Dataset items:

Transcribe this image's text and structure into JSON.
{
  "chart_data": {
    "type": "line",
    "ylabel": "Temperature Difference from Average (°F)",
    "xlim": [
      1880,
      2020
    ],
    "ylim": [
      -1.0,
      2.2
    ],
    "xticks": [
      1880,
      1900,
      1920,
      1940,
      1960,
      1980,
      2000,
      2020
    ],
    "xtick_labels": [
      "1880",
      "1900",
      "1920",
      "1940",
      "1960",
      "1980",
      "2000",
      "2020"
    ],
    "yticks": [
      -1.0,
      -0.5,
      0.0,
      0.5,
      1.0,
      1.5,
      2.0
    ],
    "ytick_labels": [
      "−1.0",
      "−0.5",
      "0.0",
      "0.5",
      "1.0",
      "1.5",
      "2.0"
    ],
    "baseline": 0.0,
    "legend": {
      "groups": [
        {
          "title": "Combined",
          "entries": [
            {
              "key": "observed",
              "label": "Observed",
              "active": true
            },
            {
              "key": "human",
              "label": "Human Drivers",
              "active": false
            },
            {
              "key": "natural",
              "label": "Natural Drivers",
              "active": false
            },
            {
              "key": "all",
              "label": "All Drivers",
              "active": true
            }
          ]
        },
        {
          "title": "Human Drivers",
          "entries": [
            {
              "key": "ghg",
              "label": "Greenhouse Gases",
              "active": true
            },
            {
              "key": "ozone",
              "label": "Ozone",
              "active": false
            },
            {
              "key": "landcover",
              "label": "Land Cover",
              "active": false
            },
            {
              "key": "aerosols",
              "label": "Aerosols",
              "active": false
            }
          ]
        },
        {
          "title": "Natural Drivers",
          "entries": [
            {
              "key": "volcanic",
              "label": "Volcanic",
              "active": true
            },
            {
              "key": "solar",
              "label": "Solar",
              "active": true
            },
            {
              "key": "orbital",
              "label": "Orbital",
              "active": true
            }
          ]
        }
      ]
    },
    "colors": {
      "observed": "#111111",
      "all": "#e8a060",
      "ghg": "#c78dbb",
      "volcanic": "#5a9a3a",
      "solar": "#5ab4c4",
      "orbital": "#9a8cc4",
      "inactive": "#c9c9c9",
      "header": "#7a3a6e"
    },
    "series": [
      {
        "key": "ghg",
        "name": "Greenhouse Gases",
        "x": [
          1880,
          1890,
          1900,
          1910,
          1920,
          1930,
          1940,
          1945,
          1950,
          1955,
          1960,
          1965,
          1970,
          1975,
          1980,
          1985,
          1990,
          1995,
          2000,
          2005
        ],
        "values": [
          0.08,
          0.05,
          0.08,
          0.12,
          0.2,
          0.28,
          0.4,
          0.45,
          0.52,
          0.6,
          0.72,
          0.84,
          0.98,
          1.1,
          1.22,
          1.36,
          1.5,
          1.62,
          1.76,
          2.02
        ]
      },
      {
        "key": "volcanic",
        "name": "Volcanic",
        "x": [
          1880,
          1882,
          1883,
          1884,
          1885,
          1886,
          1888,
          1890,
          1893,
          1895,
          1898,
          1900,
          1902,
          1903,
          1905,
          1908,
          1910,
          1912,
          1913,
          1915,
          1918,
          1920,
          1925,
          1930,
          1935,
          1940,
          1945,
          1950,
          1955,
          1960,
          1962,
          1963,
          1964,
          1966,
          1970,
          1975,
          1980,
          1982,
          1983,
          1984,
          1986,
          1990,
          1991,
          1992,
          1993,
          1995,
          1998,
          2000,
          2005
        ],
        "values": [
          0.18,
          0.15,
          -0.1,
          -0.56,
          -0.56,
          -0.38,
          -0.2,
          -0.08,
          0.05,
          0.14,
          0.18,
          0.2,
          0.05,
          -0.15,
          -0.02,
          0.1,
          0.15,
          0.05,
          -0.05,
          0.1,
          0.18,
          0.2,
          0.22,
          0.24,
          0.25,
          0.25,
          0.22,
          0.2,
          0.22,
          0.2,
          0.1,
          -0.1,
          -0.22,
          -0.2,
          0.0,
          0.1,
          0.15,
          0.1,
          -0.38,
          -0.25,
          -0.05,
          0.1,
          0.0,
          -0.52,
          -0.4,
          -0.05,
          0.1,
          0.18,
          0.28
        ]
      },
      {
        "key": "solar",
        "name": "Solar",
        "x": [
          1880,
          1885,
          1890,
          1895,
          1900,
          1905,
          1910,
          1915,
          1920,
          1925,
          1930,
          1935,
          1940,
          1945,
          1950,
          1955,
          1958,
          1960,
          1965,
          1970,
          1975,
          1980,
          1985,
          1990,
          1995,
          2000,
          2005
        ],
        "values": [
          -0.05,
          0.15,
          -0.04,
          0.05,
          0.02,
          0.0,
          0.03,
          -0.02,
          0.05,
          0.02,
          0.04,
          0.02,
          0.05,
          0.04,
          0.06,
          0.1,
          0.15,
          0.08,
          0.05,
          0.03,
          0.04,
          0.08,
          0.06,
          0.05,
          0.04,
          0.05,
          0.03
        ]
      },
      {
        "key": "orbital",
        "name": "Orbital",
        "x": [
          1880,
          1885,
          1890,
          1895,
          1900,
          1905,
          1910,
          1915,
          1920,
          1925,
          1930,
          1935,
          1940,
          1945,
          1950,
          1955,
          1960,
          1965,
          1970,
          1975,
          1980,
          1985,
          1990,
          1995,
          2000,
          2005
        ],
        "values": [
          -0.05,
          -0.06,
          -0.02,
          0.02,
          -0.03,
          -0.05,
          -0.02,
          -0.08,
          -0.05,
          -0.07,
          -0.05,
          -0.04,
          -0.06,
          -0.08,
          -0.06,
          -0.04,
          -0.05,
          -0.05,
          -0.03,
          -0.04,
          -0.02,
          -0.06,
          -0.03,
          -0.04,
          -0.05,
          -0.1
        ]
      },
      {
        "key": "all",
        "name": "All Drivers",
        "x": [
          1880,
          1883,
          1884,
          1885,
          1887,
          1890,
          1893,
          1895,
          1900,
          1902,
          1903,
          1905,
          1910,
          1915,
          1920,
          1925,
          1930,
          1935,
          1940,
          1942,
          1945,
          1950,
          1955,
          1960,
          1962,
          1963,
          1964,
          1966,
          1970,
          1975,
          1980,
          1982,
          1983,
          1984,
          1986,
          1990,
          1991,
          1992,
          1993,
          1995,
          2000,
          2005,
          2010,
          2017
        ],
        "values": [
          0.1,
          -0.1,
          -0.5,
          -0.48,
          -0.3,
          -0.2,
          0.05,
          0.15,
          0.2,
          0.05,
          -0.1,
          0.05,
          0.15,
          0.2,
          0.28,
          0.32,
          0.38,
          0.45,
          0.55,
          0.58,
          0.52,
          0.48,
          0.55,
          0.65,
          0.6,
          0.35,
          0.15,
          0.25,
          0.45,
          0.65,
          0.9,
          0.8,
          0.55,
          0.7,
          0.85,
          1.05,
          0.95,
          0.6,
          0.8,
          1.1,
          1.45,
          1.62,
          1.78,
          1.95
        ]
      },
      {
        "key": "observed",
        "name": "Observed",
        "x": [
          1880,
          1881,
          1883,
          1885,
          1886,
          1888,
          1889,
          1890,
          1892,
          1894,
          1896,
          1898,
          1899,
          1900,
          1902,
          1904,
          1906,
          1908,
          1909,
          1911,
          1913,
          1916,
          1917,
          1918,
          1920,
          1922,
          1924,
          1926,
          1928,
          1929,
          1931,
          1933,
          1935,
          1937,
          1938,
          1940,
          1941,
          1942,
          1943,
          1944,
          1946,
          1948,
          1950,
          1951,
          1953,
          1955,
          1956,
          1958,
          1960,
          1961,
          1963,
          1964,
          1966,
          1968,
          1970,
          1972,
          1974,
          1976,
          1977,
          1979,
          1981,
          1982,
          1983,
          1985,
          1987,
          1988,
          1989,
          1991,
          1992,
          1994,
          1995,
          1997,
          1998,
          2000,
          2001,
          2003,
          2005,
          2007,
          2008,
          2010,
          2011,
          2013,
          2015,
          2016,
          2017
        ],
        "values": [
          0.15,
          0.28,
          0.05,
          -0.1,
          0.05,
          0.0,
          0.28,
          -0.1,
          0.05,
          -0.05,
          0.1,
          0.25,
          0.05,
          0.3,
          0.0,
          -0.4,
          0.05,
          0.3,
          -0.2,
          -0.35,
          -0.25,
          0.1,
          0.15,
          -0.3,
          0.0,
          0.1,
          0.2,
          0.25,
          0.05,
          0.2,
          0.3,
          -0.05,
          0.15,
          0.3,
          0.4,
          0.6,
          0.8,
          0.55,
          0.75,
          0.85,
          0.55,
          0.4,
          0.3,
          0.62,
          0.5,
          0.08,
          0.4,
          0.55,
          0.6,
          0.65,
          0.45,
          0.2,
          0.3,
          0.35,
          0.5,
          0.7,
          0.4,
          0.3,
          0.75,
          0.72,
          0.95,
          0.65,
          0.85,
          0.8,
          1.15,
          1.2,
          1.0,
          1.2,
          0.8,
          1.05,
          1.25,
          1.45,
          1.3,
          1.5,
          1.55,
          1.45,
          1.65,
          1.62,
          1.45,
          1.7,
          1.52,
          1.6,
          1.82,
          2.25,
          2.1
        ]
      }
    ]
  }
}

**TASK REQUIREMENTS**
Scan the data above and copy every line with "title" in it.

**TASK RESPONSE**
          "title": "Combined",
          "title": "Human Drivers",
          "title": "Natural Drivers",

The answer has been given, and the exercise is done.